**Study text**
* * *

Code Monkey home page Code Monkey logo

hiveudfs's Introduction

README for Concurrent Thought Hive UDFs

Dean Wampler

V0.1.X - First release

This project is a collection of Hive UDFs.

Documentation is defined in the functions, so DESCRIBE FUNCTION ... works as it should.

Per-record NGram Functions

The following functions are analogous to Hive's built-in ngrams and context_ngrams functions, but they operate on single text fields. Hence, they are per-record UDFs, not UDAFs.

For all these functions, if the text is empty or null an empty array of resulting NGrams is returned. Punctuation in the input string is treated as whitespace and extra whitespace is removed, including leading and trailing whitespace. Case is not ignored, so call lower(text) first, for example, first.

per_record_ngrams(n, text)

(Java class: com.concurrentthought.hive.udfs.PerRecordNGrams)

Returns an array containing the n NGram phrases in text. The value of n must be a positive integer or an exception is thrown.

Here is an example (see also test/hive/test.hql):

ADD JAR /path/to/concurrentthought-hive-udfs-X.Y.Z.jar;

CREATE TEMPORARY FUNCTION per_record_ngrams AS 'com.concurrentthought.hive.udfs.PerRecordNGrams';

SELECT per_record_ngrams(3, "Now is the time for all good men") FROM src LIMIT 1;
> ["Now is the","is the time","the time for","time for all","for all good","all good men"]

per_record_ngrams_as_arrays(n, text)

* * *

**Extracted data**
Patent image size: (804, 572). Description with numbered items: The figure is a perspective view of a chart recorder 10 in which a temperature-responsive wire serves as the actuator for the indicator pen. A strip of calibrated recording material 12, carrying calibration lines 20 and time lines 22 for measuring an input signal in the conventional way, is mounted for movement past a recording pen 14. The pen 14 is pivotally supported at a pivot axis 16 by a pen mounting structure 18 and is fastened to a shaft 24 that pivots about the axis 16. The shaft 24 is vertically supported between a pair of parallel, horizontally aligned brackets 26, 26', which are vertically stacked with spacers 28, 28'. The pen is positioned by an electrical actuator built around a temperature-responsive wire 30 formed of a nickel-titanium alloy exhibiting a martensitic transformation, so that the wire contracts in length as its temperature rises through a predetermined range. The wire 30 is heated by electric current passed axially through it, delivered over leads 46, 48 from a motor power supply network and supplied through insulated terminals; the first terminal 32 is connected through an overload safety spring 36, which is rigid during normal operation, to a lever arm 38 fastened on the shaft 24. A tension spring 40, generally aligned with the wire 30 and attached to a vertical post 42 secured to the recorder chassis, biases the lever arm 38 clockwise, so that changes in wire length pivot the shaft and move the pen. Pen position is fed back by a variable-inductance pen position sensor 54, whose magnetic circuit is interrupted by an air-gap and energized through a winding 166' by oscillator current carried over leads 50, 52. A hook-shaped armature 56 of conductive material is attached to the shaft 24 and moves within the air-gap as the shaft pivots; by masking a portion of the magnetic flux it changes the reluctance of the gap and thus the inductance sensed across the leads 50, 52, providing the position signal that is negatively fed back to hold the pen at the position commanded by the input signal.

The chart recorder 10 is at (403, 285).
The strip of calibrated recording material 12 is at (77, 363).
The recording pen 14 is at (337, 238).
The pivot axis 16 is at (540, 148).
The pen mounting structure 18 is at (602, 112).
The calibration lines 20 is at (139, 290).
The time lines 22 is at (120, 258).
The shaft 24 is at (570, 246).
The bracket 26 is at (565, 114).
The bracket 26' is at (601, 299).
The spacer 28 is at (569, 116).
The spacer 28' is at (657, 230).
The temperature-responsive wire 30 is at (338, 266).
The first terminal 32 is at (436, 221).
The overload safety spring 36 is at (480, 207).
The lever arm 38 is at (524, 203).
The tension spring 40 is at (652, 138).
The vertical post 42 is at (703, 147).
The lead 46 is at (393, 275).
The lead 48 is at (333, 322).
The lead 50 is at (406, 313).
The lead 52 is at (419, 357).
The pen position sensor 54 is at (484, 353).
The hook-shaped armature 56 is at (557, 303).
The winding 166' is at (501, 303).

* * *

**Task 1**
According to the Hive UDFs readme, what do the per-record NGram functions return when the text is empty or null?
**Task 2**
Carry on writing the Hive UDFs readme, starting right after its last line.

**Expected output 1**
They return an empty array of resulting NGrams.

**Expected output 2**
(Java class: com.concurrentthought.hive.udfs.PerRecordNGramsAsArrays)

Returns an array containing the n NGrams in text as nested arrays of words. The value of n must be a positive integer or an exception is thrown.

Here is an example (see also test/hive/test.hql):

ADD JAR /path/to/concurrentthought-hive-udfs-X.Y.Z.jar;

CREATE TEMPORARY FUNCTION per_record_ngrams_as_arrays AS 'com.concurrentthought.hive.udfs.PerRecordNGramsAsArrays';

SELECT per_record_ngrams_as_arrays(3, "Now is the time for all good men") FROM src LIMIT 1;
> [["Now","is","the"],["is","the","time"],["the","time","for"],["time","for","all"],["for","all","good"],["all","good","men"]]

per_record_context_ngrams(text, array(word1, word2, ...))

(Java class: com.concurrentthought.hive.udfs.PerRecordContextNGrams)

Returns an array containing the context NGram phrases in text that match the context pattern given by the second array argument. The array of words to match must not be empty or an exception is thrown. Any word in the array equal to null will match any word.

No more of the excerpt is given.